- THE PROBLEM
Your answer should be only a number: how many lines include the word "frac".

## BEGIN INFORMATION SHOWN

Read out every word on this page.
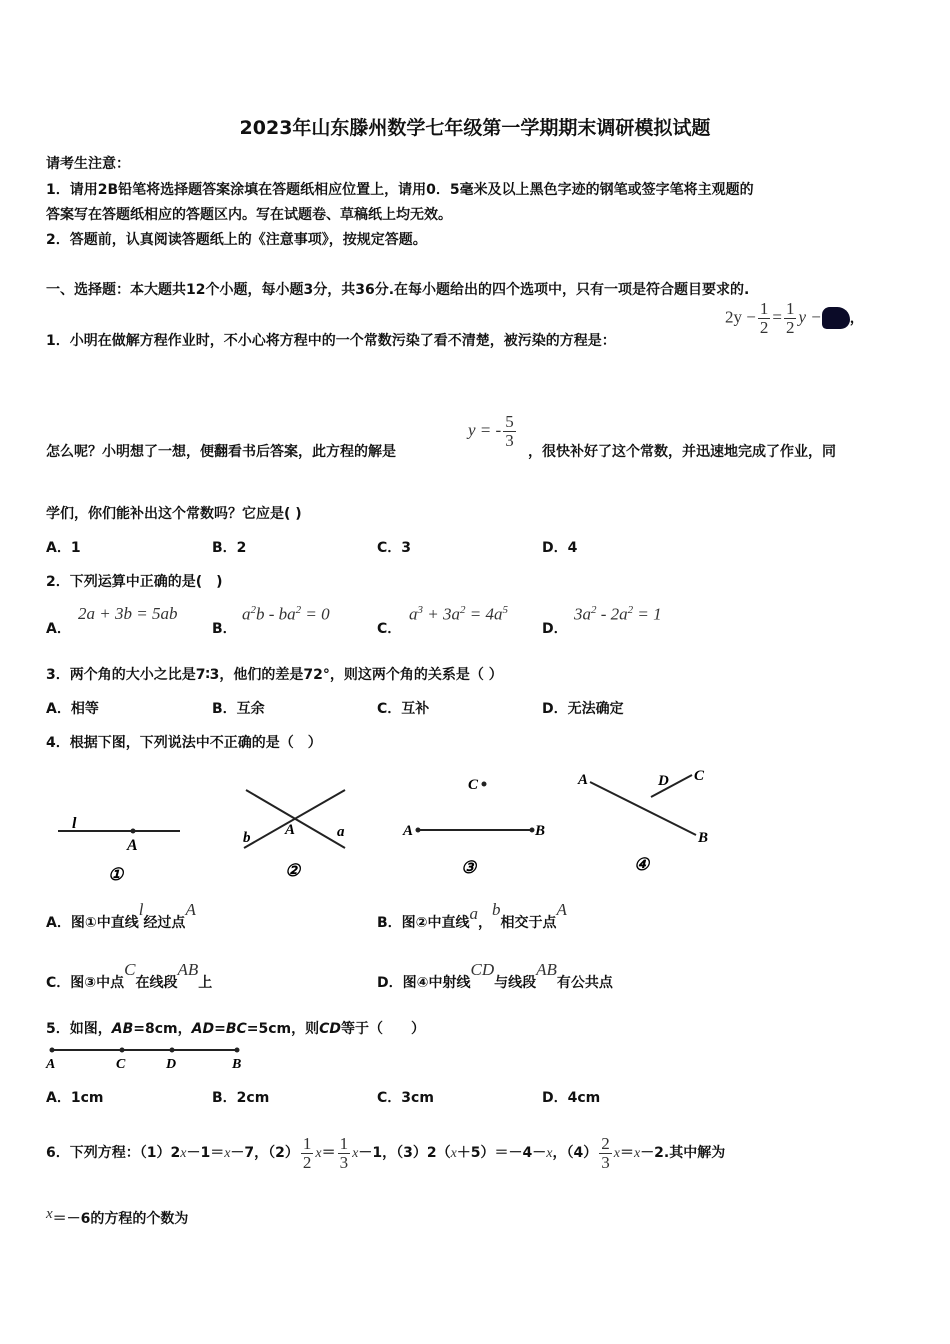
2023年山东滕州数学七年级第一学期期末调研模拟试题
请考生注意：
1．请用2B铅笔将选择题答案涂填在答题纸相应位置上，请用0．5毫米及以上黑色字迹的钢笔或签字笔将主观题的
答案写在答题纸相应的答题区内。写在试题卷、草稿纸上均无效。
2．答题前，认真阅读答题纸上的《注意事项》，按规定答题。
一、选择题：本大题共12个小题，每小题3分，共36分.在每小题给出的四个选项中，只有一项是符合题目要求的.
1．小明在做解方程作业时，不小心将方程中的一个常数污染了看不清楚，被污染的方程是：
$2y - \frac{1}{2} = \frac{1}{2}$ y − ，
怎么呢？小明想了一想，便翻看书后答案，此方程的解是
y = - $\frac{5}{3}$
，很快补好了这个常数，并迅速地完成了作业，同
学们，你们能补出这个常数吗？它应是( )
A．1	B．2	C．3	D．4
2．下列运算中正确的是(　)
A．
2a + 3b = 5ab
B．
$a^2b - ba^2 = 0$
C．
$a^3 + 3a^2 = 4a^5$
D．
$3a^2 - 2a^2 = 1$
3．两个角的大小之比是7∶3，他们的差是72°，则这两个角的关系是（ ）
A．相等	B．互余	C．互补	D．无法确定
4．根据下图，下列说法中不正确的是（　）
l
A
①
b A	a
②
C
A	B
③
A	D C
B
④
A．图①中直线l经过点A
B．图②中直线a，b相交于点A
C．图③中点C在线段AB上	D．图④中射线CD与线段AB有公共点
5．如图，AB=8cm，AD=BC=5cm，则CD等于（　　）
A	C	D	B
A．1cm	B．2cm	C．3cm	D．4cm
6．下列方程：（1）2x－1＝x－7，$(2) \frac{1}{2} x= \frac{1}{3} x-1$，（3）2（x＋5）＝－4－x，$(4) \frac{2}{3} x=x-2$.其中解为
x＝－6的方程的个数为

## END INFORMATION SHOWN

- EXERCISE ANSWER
3